Task requirements: Count every line below that contains "name", then state the total with no other output.

Rows:

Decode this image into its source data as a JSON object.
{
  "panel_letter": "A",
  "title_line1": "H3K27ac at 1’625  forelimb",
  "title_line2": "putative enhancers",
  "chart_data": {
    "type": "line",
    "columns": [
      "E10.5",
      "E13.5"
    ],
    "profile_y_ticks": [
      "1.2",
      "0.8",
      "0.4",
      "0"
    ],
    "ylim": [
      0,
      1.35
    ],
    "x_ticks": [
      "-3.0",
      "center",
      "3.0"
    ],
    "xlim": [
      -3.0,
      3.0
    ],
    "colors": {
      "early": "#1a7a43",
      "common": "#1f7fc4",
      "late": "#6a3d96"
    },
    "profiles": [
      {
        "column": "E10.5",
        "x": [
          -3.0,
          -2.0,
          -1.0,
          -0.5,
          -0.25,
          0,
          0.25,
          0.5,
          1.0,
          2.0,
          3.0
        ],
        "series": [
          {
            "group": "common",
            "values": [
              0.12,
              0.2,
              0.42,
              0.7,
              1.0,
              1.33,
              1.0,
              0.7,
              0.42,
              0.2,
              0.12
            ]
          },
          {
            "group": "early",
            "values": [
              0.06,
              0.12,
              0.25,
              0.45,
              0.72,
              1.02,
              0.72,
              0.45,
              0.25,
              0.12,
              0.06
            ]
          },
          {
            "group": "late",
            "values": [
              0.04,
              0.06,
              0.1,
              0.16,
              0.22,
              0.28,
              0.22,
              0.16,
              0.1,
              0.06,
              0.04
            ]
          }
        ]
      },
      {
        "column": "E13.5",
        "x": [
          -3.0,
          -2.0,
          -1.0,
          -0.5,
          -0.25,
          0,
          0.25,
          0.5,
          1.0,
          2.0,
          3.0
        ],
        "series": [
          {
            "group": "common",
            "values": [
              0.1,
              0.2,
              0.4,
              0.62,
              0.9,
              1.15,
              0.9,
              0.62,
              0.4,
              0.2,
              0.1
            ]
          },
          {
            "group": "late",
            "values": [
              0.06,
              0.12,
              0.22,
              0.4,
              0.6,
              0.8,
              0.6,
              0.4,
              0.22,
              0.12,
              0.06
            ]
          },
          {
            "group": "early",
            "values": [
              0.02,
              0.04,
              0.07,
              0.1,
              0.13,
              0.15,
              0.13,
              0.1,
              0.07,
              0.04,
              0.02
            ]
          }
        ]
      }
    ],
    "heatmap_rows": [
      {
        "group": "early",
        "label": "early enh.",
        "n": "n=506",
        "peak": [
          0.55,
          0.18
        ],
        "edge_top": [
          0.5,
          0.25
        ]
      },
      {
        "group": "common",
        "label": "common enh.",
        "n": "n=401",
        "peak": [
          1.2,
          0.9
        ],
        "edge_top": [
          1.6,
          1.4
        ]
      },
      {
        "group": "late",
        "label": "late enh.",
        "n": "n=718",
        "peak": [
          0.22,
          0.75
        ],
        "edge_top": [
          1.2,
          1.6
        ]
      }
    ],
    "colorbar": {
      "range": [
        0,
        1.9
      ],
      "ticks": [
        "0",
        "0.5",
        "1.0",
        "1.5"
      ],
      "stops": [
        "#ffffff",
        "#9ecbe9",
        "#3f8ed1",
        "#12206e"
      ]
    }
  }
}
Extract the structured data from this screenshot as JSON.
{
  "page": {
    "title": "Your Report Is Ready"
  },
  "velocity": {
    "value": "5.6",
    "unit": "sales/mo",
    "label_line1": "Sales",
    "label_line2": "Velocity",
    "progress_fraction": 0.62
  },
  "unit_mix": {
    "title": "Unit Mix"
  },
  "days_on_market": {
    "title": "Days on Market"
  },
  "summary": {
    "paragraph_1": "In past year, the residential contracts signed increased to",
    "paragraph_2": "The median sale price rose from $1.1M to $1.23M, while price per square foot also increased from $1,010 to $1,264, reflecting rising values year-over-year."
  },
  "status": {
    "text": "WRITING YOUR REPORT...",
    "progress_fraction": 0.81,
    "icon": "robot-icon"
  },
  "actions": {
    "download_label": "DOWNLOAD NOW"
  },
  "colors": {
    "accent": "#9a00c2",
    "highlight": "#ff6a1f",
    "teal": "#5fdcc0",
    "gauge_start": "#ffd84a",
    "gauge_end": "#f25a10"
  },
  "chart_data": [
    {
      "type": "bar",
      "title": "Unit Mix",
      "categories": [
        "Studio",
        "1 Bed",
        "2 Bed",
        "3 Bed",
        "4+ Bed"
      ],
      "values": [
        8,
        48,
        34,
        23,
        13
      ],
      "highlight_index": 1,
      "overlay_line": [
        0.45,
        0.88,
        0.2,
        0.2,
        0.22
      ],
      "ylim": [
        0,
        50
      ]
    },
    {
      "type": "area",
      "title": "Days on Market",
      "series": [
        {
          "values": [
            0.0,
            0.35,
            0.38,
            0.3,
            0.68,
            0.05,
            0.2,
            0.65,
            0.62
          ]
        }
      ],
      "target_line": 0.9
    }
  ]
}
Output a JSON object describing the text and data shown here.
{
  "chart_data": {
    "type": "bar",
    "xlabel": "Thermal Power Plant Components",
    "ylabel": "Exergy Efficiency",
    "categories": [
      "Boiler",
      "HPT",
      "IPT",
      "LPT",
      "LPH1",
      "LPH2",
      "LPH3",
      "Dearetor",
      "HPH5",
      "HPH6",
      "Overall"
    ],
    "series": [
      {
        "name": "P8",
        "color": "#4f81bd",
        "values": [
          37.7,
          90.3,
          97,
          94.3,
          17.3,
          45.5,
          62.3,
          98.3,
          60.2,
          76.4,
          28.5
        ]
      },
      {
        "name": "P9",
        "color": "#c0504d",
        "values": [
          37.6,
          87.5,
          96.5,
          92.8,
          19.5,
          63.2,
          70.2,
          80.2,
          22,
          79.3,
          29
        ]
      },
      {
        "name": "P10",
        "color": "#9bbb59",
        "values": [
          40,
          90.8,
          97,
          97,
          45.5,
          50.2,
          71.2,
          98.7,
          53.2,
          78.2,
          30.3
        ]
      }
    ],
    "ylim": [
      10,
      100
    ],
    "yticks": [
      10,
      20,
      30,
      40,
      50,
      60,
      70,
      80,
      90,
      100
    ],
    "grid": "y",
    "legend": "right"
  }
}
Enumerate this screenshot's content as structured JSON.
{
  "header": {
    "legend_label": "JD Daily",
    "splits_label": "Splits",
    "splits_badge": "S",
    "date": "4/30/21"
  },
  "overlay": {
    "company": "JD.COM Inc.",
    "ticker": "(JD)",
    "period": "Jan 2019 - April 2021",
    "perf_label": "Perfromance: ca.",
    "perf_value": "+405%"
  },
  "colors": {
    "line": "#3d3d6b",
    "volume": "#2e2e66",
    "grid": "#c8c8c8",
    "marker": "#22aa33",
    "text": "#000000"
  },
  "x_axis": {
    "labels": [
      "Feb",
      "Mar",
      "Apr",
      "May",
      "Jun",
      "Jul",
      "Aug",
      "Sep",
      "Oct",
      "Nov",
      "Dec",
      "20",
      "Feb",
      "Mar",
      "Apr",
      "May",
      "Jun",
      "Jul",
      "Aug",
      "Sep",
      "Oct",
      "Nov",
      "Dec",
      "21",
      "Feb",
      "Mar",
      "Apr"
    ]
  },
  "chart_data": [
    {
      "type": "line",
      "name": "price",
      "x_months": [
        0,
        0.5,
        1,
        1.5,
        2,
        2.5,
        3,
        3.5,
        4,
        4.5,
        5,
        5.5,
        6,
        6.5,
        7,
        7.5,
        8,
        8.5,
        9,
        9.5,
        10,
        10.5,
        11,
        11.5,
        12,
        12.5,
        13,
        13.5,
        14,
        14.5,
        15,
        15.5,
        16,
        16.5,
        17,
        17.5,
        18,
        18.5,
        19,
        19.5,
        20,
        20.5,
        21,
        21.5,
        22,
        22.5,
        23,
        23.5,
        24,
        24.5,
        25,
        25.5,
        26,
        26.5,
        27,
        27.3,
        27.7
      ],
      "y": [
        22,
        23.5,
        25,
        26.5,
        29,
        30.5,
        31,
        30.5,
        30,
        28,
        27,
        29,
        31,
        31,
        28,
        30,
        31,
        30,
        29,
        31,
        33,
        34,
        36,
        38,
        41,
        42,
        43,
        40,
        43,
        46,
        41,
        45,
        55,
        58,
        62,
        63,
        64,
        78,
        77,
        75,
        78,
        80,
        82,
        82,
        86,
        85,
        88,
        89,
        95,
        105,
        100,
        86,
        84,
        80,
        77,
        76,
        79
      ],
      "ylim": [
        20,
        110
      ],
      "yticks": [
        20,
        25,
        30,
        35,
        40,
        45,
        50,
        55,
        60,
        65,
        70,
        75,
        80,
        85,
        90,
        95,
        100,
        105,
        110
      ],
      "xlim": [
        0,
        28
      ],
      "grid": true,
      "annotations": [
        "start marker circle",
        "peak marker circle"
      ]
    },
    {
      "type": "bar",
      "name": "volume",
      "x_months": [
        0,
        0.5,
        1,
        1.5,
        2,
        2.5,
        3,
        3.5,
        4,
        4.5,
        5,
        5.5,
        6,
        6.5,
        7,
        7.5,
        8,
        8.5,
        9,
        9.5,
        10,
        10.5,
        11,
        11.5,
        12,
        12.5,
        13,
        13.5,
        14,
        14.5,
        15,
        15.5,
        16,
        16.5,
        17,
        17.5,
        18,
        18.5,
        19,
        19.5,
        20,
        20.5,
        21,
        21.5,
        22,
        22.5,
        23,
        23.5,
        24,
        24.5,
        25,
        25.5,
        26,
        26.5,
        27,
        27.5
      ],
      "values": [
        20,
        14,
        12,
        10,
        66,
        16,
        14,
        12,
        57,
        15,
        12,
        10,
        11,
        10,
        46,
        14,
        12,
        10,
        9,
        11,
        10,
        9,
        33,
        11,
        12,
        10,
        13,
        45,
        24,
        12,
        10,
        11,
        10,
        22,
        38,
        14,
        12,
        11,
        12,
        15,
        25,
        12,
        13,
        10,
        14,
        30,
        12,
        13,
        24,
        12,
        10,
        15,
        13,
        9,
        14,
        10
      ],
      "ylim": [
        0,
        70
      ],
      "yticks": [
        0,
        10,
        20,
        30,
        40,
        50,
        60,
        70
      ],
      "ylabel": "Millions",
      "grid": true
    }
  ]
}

Task answer: 5